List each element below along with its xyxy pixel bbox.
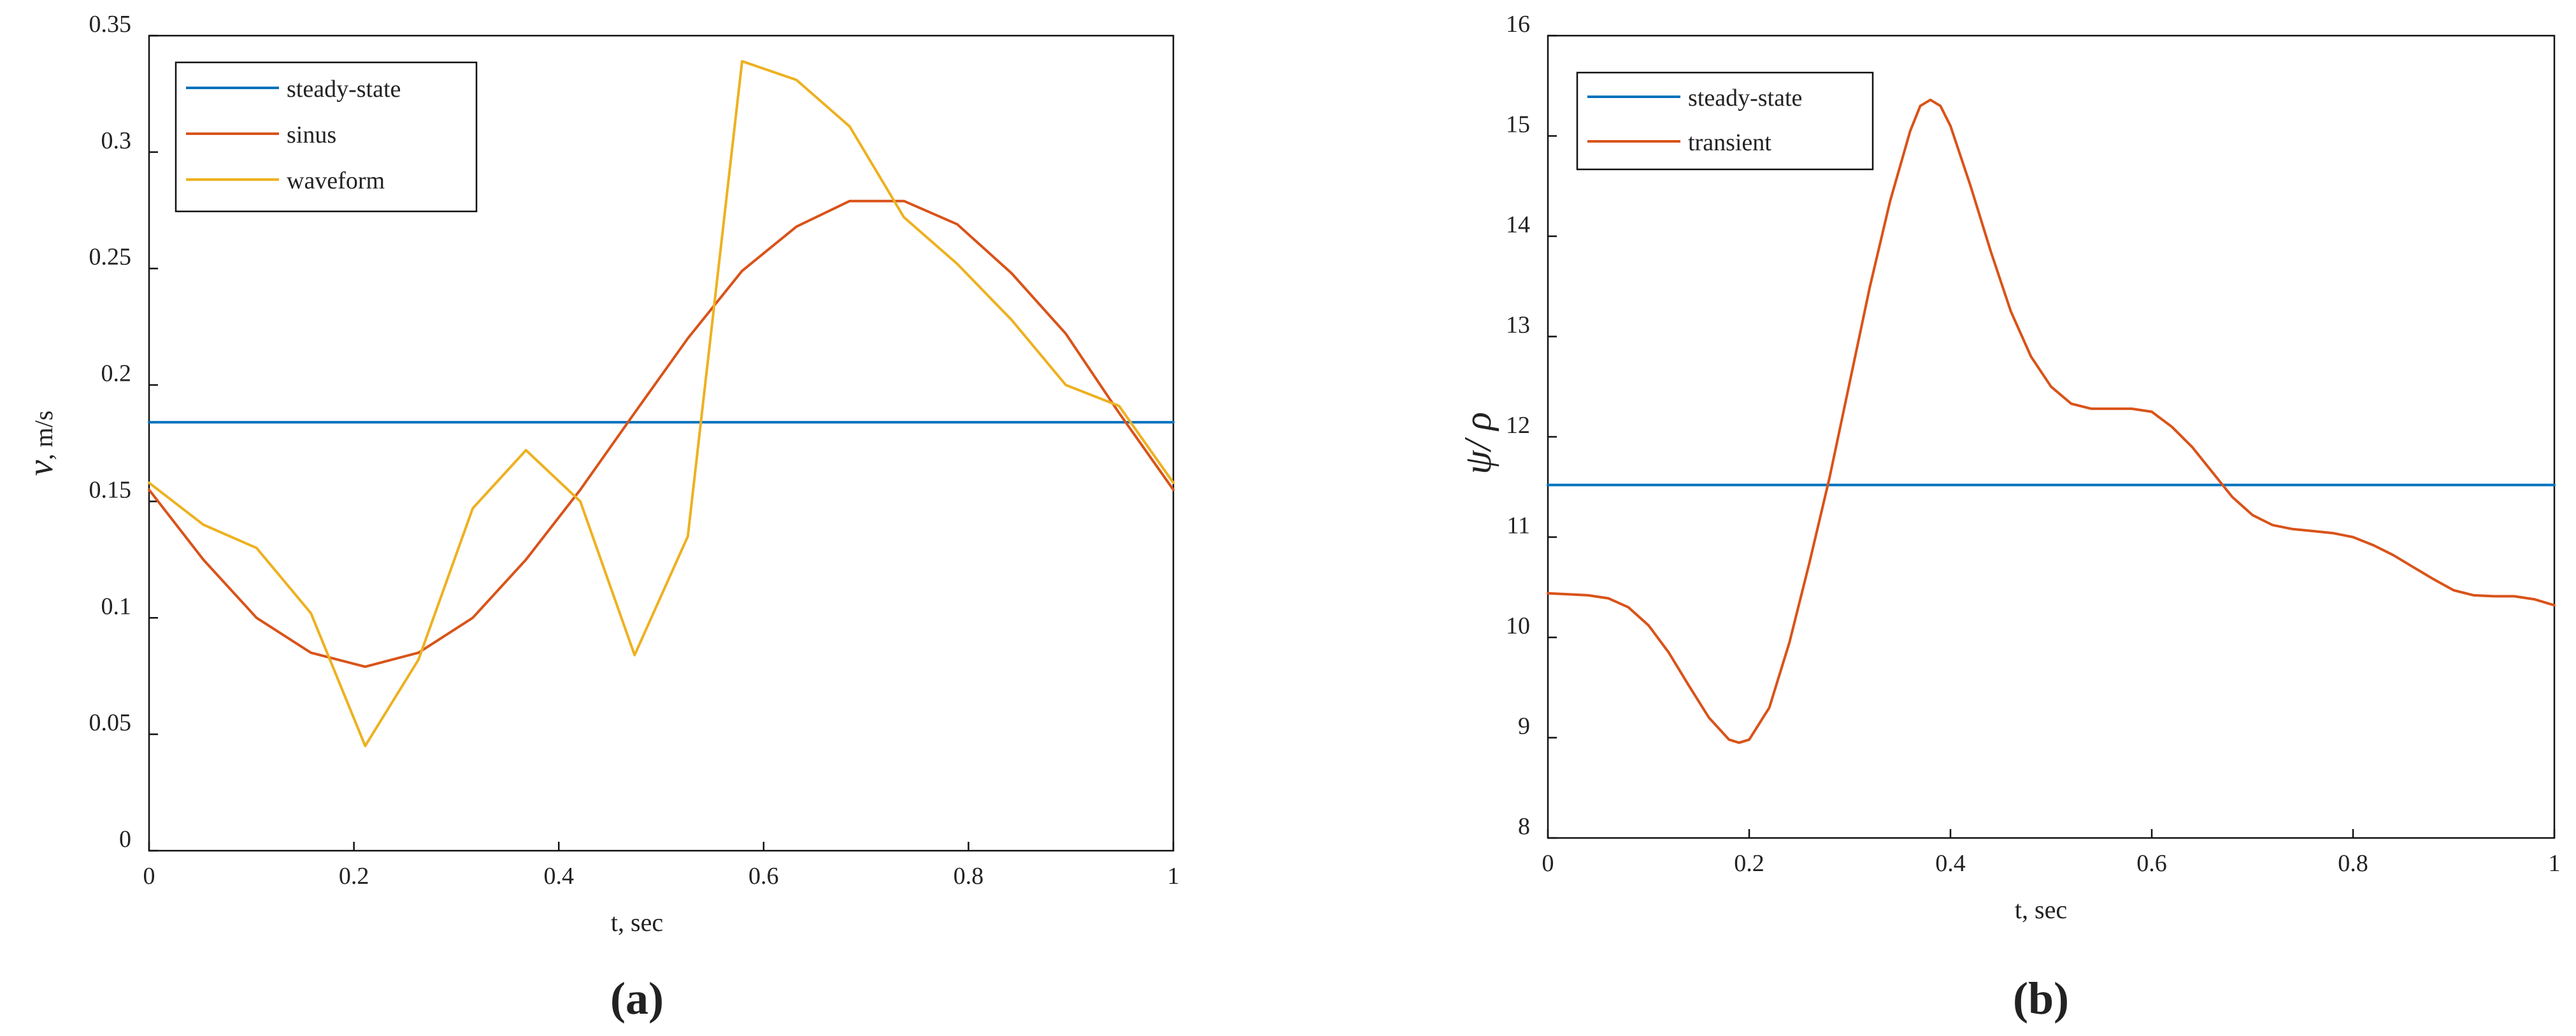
series-line-waveform-a <box>148 60 1175 748</box>
x-tick-label-b: 0.6 <box>2136 850 2167 877</box>
y-axis-unit-a: , m/s <box>29 411 58 460</box>
y-tick-label-a: 0.25 <box>89 244 132 271</box>
x-tick-label-a: 0.4 <box>543 863 574 890</box>
ticks-b: 0 0.2 0.4 0.6 0.8 1 8 9 10 11 12 13 14 15 16 <box>1506 11 2561 877</box>
y-tick-label-a: 0.05 <box>89 709 132 736</box>
y-tick-label-b: 10 <box>1506 613 1530 639</box>
x-tick-label-b: 0.2 <box>1734 850 1764 877</box>
series-lines-b <box>1547 98 2556 744</box>
x-tick-label-a: 0 <box>143 863 155 890</box>
x-tick-label-b: 1 <box>2549 850 2561 877</box>
legend-label-transient-b: transient <box>1688 129 1771 156</box>
y-tick-label-a: 0.35 <box>89 11 132 38</box>
y-tick-label-b: 15 <box>1506 111 1530 138</box>
x-axis-label-b: t, sec <box>2015 895 2067 924</box>
x-axis-label-a: t, sec <box>611 908 663 937</box>
legend-box-b <box>1576 71 1874 171</box>
y-axis-symbol-a: v <box>21 460 61 476</box>
legend-label-steady-state-a: steady-state <box>287 76 401 103</box>
x-tick-label-a: 0.2 <box>339 863 369 890</box>
legend-a: steady-state sinus waveform <box>175 61 478 213</box>
y-tick-label-a: 0.2 <box>101 360 132 387</box>
y-tick-label-b: 12 <box>1506 412 1530 439</box>
series-line-transient-b <box>1547 98 2556 744</box>
y-tick-label-a: 0.15 <box>89 476 132 503</box>
x-tick-label-b: 0.4 <box>1935 850 1966 877</box>
panel-label-a: (a) <box>610 973 664 1024</box>
y-tick-label-a: 0 <box>119 826 131 853</box>
y-tick-label-a: 0.3 <box>101 127 132 154</box>
x-tick-label-a: 0.6 <box>748 863 779 890</box>
y-tick-label-b: 16 <box>1506 11 1530 38</box>
y-tick-label-b: 14 <box>1506 211 1530 238</box>
series-line-sinus-a <box>148 199 1175 669</box>
plot-area-a <box>148 34 1175 852</box>
y-axis-label-b: ψ/ ρ <box>1457 412 1499 474</box>
panel-label-b: (b) <box>2013 973 2069 1024</box>
y-tick-label-b: 9 <box>1518 713 1530 740</box>
x-tick-label-a: 0.8 <box>954 863 984 890</box>
legend-label-sinus-a: sinus <box>287 122 336 148</box>
legend-label-waveform-a: waveform <box>287 167 385 194</box>
ticks-a: 0 0.2 0.4 0.6 0.8 1 0 0.05 0.1 0.15 0.2 0.25 0.3 0.35 <box>89 11 1180 890</box>
series-lines-a <box>148 60 1175 748</box>
x-tick-label-a: 1 <box>1168 863 1180 890</box>
legend-b: steady-state transient <box>1576 71 1874 171</box>
legend-label-steady-state-b: steady-state <box>1688 85 1802 111</box>
chart-panel-b: 0 0.2 0.4 0.6 0.8 1 8 9 10 11 12 13 14 15 16 steady-st… <box>1457 11 2561 1024</box>
y-axis-label-a: v, m/s <box>21 411 61 476</box>
chart-panel-a: 0 0.2 0.4 0.6 0.8 1 0 0.05 0.1 0.15 0.2 0.25 0.3 0.35… <box>21 11 1180 1024</box>
svg-text:v, m/s: v, m/s <box>21 411 61 476</box>
y-tick-label-b: 11 <box>1506 513 1530 539</box>
x-tick-label-b: 0.8 <box>2338 850 2368 877</box>
x-tick-label-b: 0 <box>1542 850 1554 877</box>
y-tick-label-b: 13 <box>1506 312 1530 339</box>
y-tick-label-a: 0.1 <box>101 593 132 620</box>
y-tick-label-b: 8 <box>1518 813 1530 840</box>
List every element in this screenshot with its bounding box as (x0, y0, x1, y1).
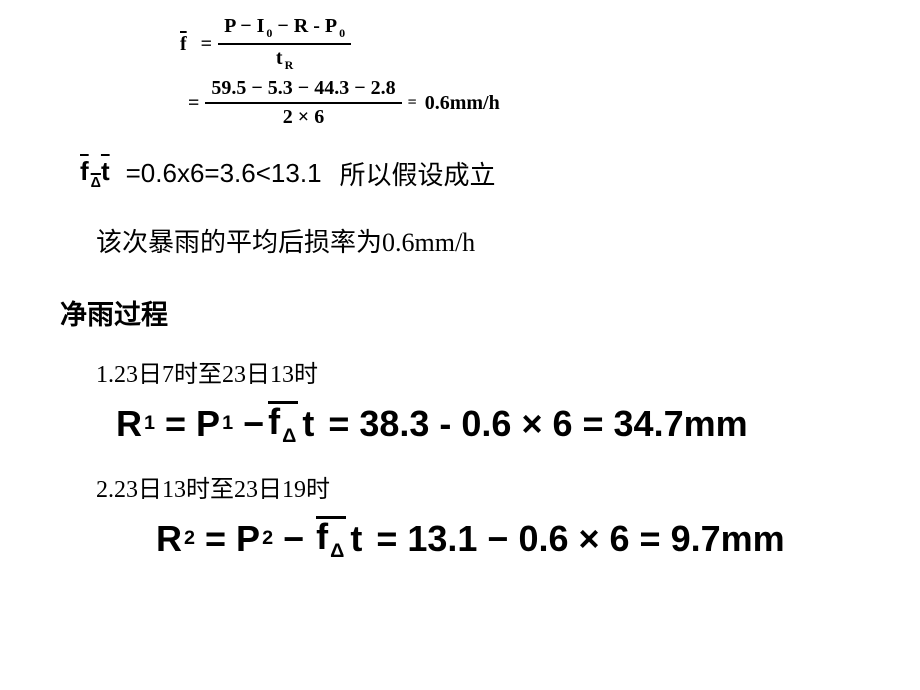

**WORK REQUIRED**
Copy the listing above word for word, leaving out the pictures.

**REPLY TO THE EXERCISE**
List each element below along with its xyxy pixel bbox.
series-line-waveform-a <box>148 60 1175 748</box>
x-tick-label-b: 0.6 <box>2136 850 2167 877</box>
y-axis-unit-a: , m/s <box>29 411 58 460</box>
y-tick-label-a: 0.25 <box>89 244 132 271</box>
x-tick-label-a: 0.4 <box>543 863 574 890</box>
ticks-b: 0 0.2 0.4 0.6 0.8 1 8 9 10 11 12 13 14 15 16 <box>1506 11 2561 877</box>
y-tick-label-a: 0.05 <box>89 709 132 736</box>
y-tick-label-b: 10 <box>1506 613 1530 639</box>
x-tick-label-b: 0.2 <box>1734 850 1764 877</box>
series-lines-b <box>1547 98 2556 744</box>
x-tick-label-a: 0 <box>143 863 155 890</box>
x-tick-label-b: 1 <box>2549 850 2561 877</box>
legend-label-transient-b: transient <box>1688 129 1771 156</box>
y-tick-label-a: 0.35 <box>89 11 132 38</box>
y-tick-label-b: 15 <box>1506 111 1530 138</box>
x-axis-label-b: t, sec <box>2015 895 2067 924</box>
x-axis-label-a: t, sec <box>611 908 663 937</box>
legend-box-b <box>1576 71 1874 171</box>
y-axis-symbol-a: v <box>21 460 61 476</box>
legend-label-steady-state-a: steady-state <box>287 76 401 103</box>
x-tick-label-a: 0.2 <box>339 863 369 890</box>
legend-a: steady-state sinus waveform <box>175 61 478 213</box>
y-tick-label-a: 0.2 <box>101 360 132 387</box>
y-tick-label-b: 12 <box>1506 412 1530 439</box>
series-line-transient-b <box>1547 98 2556 744</box>
y-tick-label-a: 0.15 <box>89 476 132 503</box>
x-tick-label-b: 0.4 <box>1935 850 1966 877</box>
panel-label-a: (a) <box>610 973 664 1024</box>
y-tick-label-a: 0 <box>119 826 131 853</box>
y-tick-label-a: 0.3 <box>101 127 132 154</box>
x-tick-label-a: 0.6 <box>748 863 779 890</box>
y-tick-label-b: 16 <box>1506 11 1530 38</box>
y-tick-label-b: 14 <box>1506 211 1530 238</box>
series-line-sinus-a <box>148 199 1175 669</box>
plot-area-a <box>148 34 1175 852</box>
y-axis-label-b: ψ/ ρ <box>1457 412 1499 474</box>
panel-label-b: (b) <box>2013 973 2069 1024</box>
y-tick-label-b: 9 <box>1518 713 1530 740</box>
x-tick-label-a: 0.8 <box>954 863 984 890</box>
legend-label-sinus-a: sinus <box>287 122 336 148</box>
legend-label-waveform-a: waveform <box>287 167 385 194</box>
ticks-a: 0 0.2 0.4 0.6 0.8 1 0 0.05 0.1 0.15 0.2 0.25 0.3 0.35 <box>89 11 1180 890</box>
series-lines-a <box>148 60 1175 748</box>
x-tick-label-a: 1 <box>1168 863 1180 890</box>
legend-b: steady-state transient <box>1576 71 1874 171</box>
legend-label-steady-state-b: steady-state <box>1688 85 1802 111</box>
chart-panel-b: 0 0.2 0.4 0.6 0.8 1 8 9 10 11 12 13 14 15 16 steady-st… <box>1457 11 2561 1024</box>
y-axis-label-a: v, m/s <box>21 411 61 476</box>
chart-panel-a: 0 0.2 0.4 0.6 0.8 1 0 0.05 0.1 0.15 0.2 0.25 0.3 0.35… <box>21 11 1180 1024</box>
svg-text:v, m/s: v, m/s <box>21 411 61 476</box>
y-tick-label-b: 11 <box>1506 513 1530 539</box>
x-tick-label-b: 0.8 <box>2338 850 2368 877</box>
x-tick-label-b: 0 <box>1542 850 1554 877</box>
y-tick-label-b: 13 <box>1506 312 1530 339</box>
y-tick-label-a: 0.1 <box>101 593 132 620</box>
y-tick-label-b: 8 <box>1518 813 1530 840</box>
List every element in this screenshot with its bounding box as (x0, y0, x1, y1).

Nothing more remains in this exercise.